[Page content records]
⁂

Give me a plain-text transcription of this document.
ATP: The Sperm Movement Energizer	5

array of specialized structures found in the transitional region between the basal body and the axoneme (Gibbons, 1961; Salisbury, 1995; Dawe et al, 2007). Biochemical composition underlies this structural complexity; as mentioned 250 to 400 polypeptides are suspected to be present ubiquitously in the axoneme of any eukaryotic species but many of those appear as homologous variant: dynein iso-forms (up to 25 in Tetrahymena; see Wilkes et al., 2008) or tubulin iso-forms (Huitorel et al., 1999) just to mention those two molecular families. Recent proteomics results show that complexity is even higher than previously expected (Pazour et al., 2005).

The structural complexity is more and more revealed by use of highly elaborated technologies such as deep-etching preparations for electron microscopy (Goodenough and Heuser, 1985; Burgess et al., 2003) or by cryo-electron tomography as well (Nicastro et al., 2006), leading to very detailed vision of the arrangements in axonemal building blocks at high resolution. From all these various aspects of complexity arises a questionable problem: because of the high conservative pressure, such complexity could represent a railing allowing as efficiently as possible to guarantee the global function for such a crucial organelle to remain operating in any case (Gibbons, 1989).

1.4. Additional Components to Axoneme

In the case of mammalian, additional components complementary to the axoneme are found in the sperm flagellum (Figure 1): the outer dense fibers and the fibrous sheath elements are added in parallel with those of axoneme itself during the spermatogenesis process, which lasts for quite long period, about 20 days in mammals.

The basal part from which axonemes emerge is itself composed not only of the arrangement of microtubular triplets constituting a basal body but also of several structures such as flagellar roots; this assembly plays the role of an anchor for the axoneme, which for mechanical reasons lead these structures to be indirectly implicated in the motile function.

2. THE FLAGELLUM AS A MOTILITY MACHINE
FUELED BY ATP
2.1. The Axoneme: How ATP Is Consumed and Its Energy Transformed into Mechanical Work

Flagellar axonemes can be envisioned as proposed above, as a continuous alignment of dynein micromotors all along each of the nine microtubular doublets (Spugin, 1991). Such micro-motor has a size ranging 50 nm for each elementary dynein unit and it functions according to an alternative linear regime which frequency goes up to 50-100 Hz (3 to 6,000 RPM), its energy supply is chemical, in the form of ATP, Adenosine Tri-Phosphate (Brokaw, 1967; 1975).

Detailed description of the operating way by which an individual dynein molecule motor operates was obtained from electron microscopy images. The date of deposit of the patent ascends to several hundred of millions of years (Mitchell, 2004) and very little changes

⁂

Copy out each record exactly as given, omitting none.

EXPECTED ANSWER:
Give me a plain-text transcription of this document.
ATP: The Sperm Movement Energizer	5

array of specialized structures found in the transitional region between the basal body and the axoneme (Gibbons, 1961; Salisbury, 1995; Dawe et al, 2007). Biochemical composition underlies this structural complexity; as mentioned 250 to 400 polypeptides are suspected to be present ubiquitously in the axoneme of any eukaryotic species but many of those appear as homologous variant: dynein iso-forms (up to 25 in Tetrahymena; see Wilkes et al., 2008) or tubulin iso-forms (Huitorel et al., 1999) just to mention those two molecular families. Recent proteomics results show that complexity is even higher than previously expected (Pazour et al., 2005).

The structural complexity is more and more revealed by use of highly elaborated technologies such as deep-etching preparations for electron microscopy (Goodenough and Heuser, 1985; Burgess et al., 2003) or by cryo-electron tomography as well (Nicastro et al., 2006), leading to very detailed vision of the arrangements in axonemal building blocks at high resolution. From all these various aspects of complexity arises a questionable problem: because of the high conservative pressure, such complexity could represent a railing allowing as efficiently as possible to guarantee the global function for such a crucial organelle to remain operating in any case (Gibbons, 1989).

1.4. Additional Components to Axoneme

In the case of mammalian, additional components complementary to the axoneme are found in the sperm flagellum (Figure 1): the outer dense fibers and the fibrous sheath elements are added in parallel with those of axoneme itself during the spermatogenesis process, which lasts for quite long period, about 20 days in mammals.

The basal part from which axonemes emerge is itself composed not only of the arrangement of microtubular triplets constituting a basal body but also of several structures such as flagellar roots; this assembly plays the role of an anchor for the axoneme, which for mechanical reasons lead these structures to be indirectly implicated in the motile function.

2. THE FLAGELLUM AS A MOTILITY MACHINE
FUELED BY ATP
2.1. The Axoneme: How ATP Is Consumed and Its Energy Transformed into Mechanical Work

Flagellar axonemes can be envisioned as proposed above, as a continuous alignment of dynein micromotors all along each of the nine microtubular doublets (Spugin, 1991). Such micro-motor has a size ranging 50 nm for each elementary dynein unit and it functions according to an alternative linear regime which frequency goes up to 50-100 Hz (3 to 6,000 RPM), its energy supply is chemical, in the form of ATP, Adenosine Tri-Phosphate (Brokaw, 1967; 1975).

Detailed description of the operating way by which an individual dynein molecule motor operates was obtained from electron microscopy images. The date of deposit of the patent ascends to several hundred of millions of years (Mitchell, 2004) and very little changes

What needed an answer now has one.